## PROBLEM DESCRIPTION
Every line of the data that contains the string "Before" must be copied.

[Stored records]
-- start --
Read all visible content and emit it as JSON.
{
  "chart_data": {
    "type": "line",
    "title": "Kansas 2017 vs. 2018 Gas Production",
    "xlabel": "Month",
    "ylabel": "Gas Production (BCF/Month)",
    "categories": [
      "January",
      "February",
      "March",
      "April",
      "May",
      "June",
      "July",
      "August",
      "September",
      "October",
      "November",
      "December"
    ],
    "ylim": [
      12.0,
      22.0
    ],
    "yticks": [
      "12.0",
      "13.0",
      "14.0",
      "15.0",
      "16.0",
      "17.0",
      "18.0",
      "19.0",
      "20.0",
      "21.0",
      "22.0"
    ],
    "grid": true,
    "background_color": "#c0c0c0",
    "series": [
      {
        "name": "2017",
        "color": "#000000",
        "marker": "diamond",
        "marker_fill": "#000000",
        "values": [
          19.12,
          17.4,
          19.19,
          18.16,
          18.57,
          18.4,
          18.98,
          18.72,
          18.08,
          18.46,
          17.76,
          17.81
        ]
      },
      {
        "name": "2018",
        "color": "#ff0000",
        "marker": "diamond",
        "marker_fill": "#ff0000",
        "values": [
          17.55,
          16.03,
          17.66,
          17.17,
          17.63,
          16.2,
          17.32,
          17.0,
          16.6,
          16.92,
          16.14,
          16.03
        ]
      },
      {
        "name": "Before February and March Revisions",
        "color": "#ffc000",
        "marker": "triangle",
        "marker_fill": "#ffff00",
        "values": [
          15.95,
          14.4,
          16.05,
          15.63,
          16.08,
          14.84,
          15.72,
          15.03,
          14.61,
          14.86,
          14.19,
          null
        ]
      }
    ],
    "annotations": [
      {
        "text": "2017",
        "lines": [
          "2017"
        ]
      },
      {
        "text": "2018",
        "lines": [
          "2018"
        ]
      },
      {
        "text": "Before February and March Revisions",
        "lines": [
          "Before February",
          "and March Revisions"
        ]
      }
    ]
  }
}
-- end --
## FULL OUTPUT
        "name": "Before February and March Revisions",
        "text": "Before February and March Revisions",
          "Before February",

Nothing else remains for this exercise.